Extracts from a graphics dataset

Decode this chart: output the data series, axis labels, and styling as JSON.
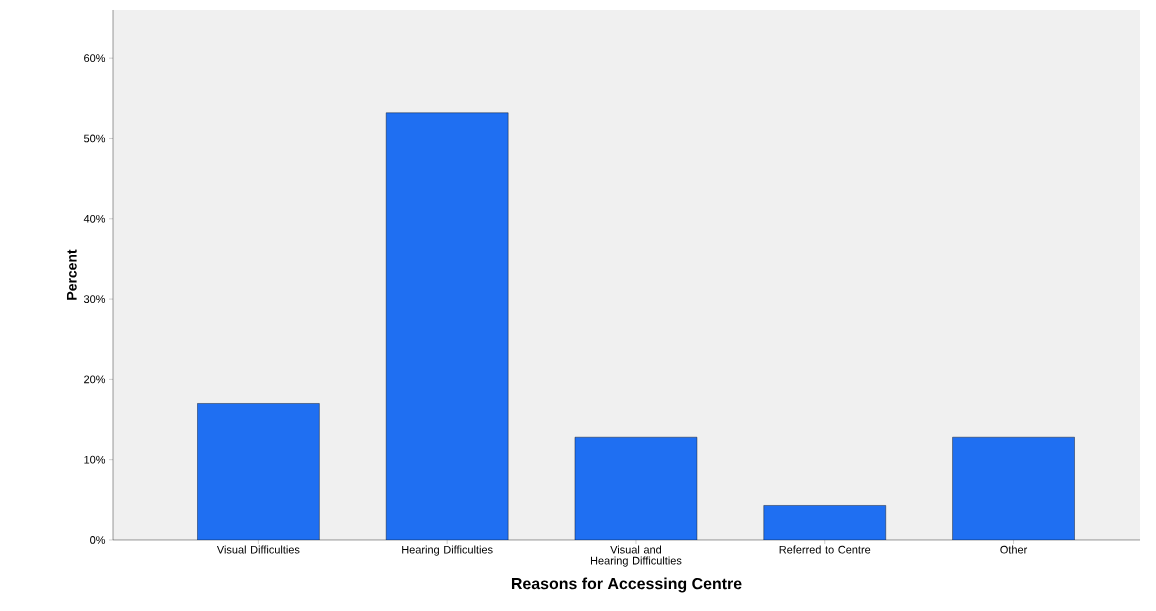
{
  "chart_data": {
    "type": "bar",
    "xlabel": "Reasons for Accessing Centre",
    "ylabel": "Percent",
    "categories": [
      "Visual Difficulties",
      "Hearing Difficulties",
      "Visual and Hearing Difficulties",
      "Referred to Centre",
      "Other"
    ],
    "values": [
      17.0,
      53.2,
      12.8,
      4.3,
      12.8
    ],
    "color": "#1f6ff2",
    "ylim": [
      0,
      66
    ],
    "yticks": [
      {
        "value": 0,
        "label": "0%"
      },
      {
        "value": 10,
        "label": "10%"
      },
      {
        "value": 20,
        "label": "20%"
      },
      {
        "value": 30,
        "label": "30%"
      },
      {
        "value": 40,
        "label": "40%"
      },
      {
        "value": 50,
        "label": "50%"
      },
      {
        "value": 60,
        "label": "60%"
      }
    ],
    "grid": false
  }
}
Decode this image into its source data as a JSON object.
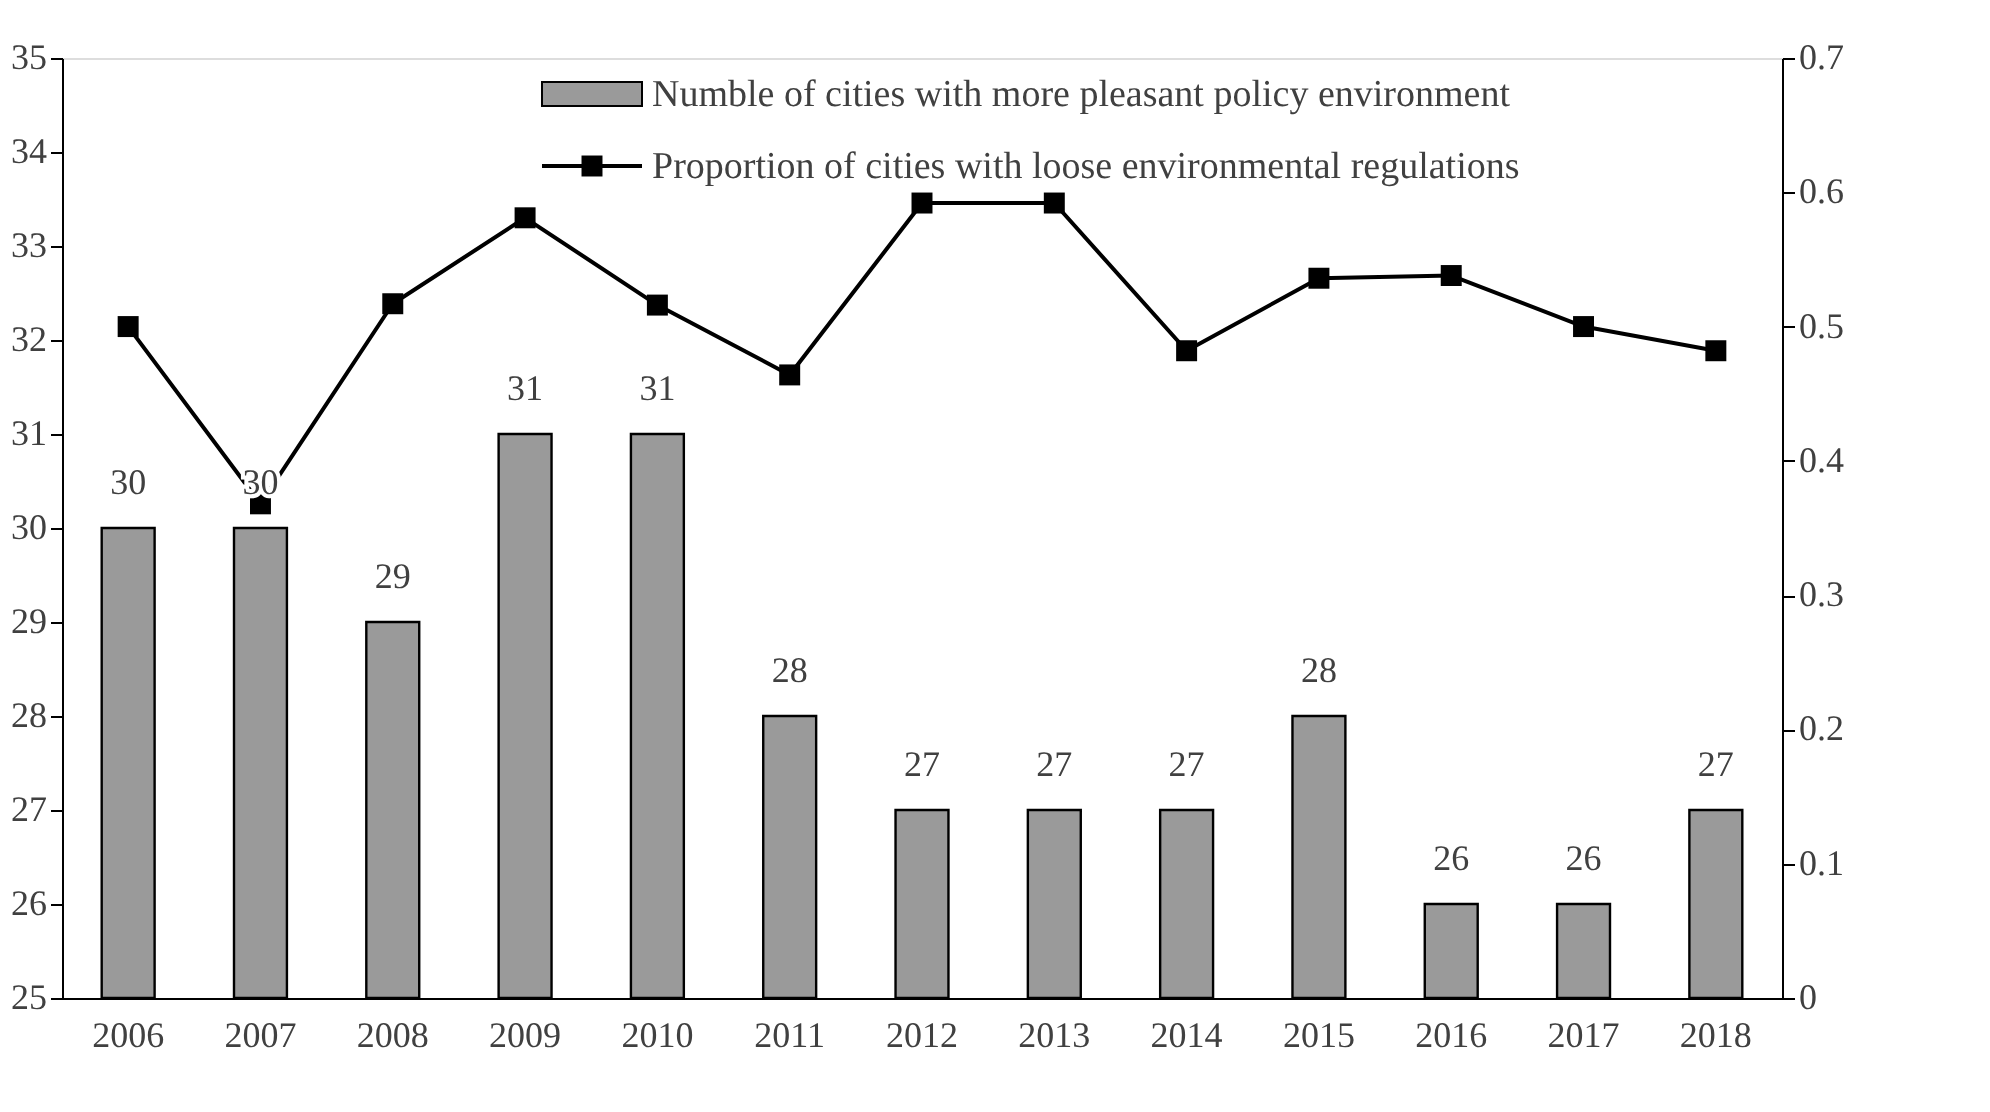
{
  "chart_data": {
    "type": "bar",
    "categories": [
      "2006",
      "2007",
      "2008",
      "2009",
      "2010",
      "2011",
      "2012",
      "2013",
      "2014",
      "2015",
      "2016",
      "2017",
      "2018"
    ],
    "series": [
      {
        "name": "Numble of cities with more pleasant policy environment",
        "color": "#9a9a9a",
        "values": [
          30,
          30,
          29,
          31,
          31,
          28,
          27,
          27,
          27,
          28,
          26,
          26,
          27
        ],
        "value_labels": [
          "30",
          "30",
          "29",
          "31",
          "31",
          "28",
          "27",
          "27",
          "27",
          "28",
          "26",
          "26",
          "27"
        ]
      },
      {
        "name": "Proportion of cities with loose environmental regulations",
        "type": "line",
        "axis": "y2",
        "color": "#000000",
        "marker": "square",
        "values": [
          0.5,
          0.368,
          0.517,
          0.581,
          0.516,
          0.464,
          0.592,
          0.592,
          0.482,
          0.536,
          0.538,
          0.5,
          0.482
        ]
      }
    ],
    "ylim": [
      25,
      35
    ],
    "yticks": [
      25,
      26,
      27,
      28,
      29,
      30,
      31,
      32,
      33,
      34,
      35
    ],
    "y2lim": [
      0,
      0.7
    ],
    "y2ticks": [
      0,
      0.1,
      0.2,
      0.3,
      0.4,
      0.5,
      0.6,
      0.7
    ],
    "grid": false,
    "legend": "top"
  }
}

# [WORK REQUIRED]
The records above are to be restated exactly, without their pictures.

# [FULL OUTPUT]
Decode this chart: output the data series, axis labels, and styling as JSON.
{
  "chart_data": {
    "type": "bar",
    "xlabel": "Reasons for Accessing Centre",
    "ylabel": "Percent",
    "categories": [
      "Visual Difficulties",
      "Hearing Difficulties",
      "Visual and Hearing Difficulties",
      "Referred to Centre",
      "Other"
    ],
    "values": [
      17.0,
      53.2,
      12.8,
      4.3,
      12.8
    ],
    "color": "#1f6ff2",
    "ylim": [
      0,
      66
    ],
    "yticks": [
      {
        "value": 0,
        "label": "0%"
      },
      {
        "value": 10,
        "label": "10%"
      },
      {
        "value": 20,
        "label": "20%"
      },
      {
        "value": 30,
        "label": "30%"
      },
      {
        "value": 40,
        "label": "40%"
      },
      {
        "value": 50,
        "label": "50%"
      },
      {
        "value": 60,
        "label": "60%"
      }
    ],
    "grid": false
  }
}
Decode this image into its source data as a JSON object.
{
  "chart_data": {
    "type": "bar",
    "categories": [
      "2006",
      "2007",
      "2008",
      "2009",
      "2010",
      "2011",
      "2012",
      "2013",
      "2014",
      "2015",
      "2016",
      "2017",
      "2018"
    ],
    "series": [
      {
        "name": "Numble of cities with more pleasant policy environment",
        "color": "#9a9a9a",
        "values": [
          30,
          30,
          29,
          31,
          31,
          28,
          27,
          27,
          27,
          28,
          26,
          26,
          27
        ],
        "value_labels": [
          "30",
          "30",
          "29",
          "31",
          "31",
          "28",
          "27",
          "27",
          "27",
          "28",
          "26",
          "26",
          "27"
        ]
      },
      {
        "name": "Proportion of cities with loose environmental regulations",
        "type": "line",
        "axis": "y2",
        "color": "#000000",
        "marker": "square",
        "values": [
          0.5,
          0.368,
          0.517,
          0.581,
          0.516,
          0.464,
          0.592,
          0.592,
          0.482,
          0.536,
          0.538,
          0.5,
          0.482
        ]
      }
    ],
    "ylim": [
      25,
      35
    ],
    "yticks": [
      25,
      26,
      27,
      28,
      29,
      30,
      31,
      32,
      33,
      34,
      35
    ],
    "y2lim": [
      0,
      0.7
    ],
    "y2ticks": [
      0,
      0.1,
      0.2,
      0.3,
      0.4,
      0.5,
      0.6,
      0.7
    ],
    "grid": false,
    "legend": "top"
  }
}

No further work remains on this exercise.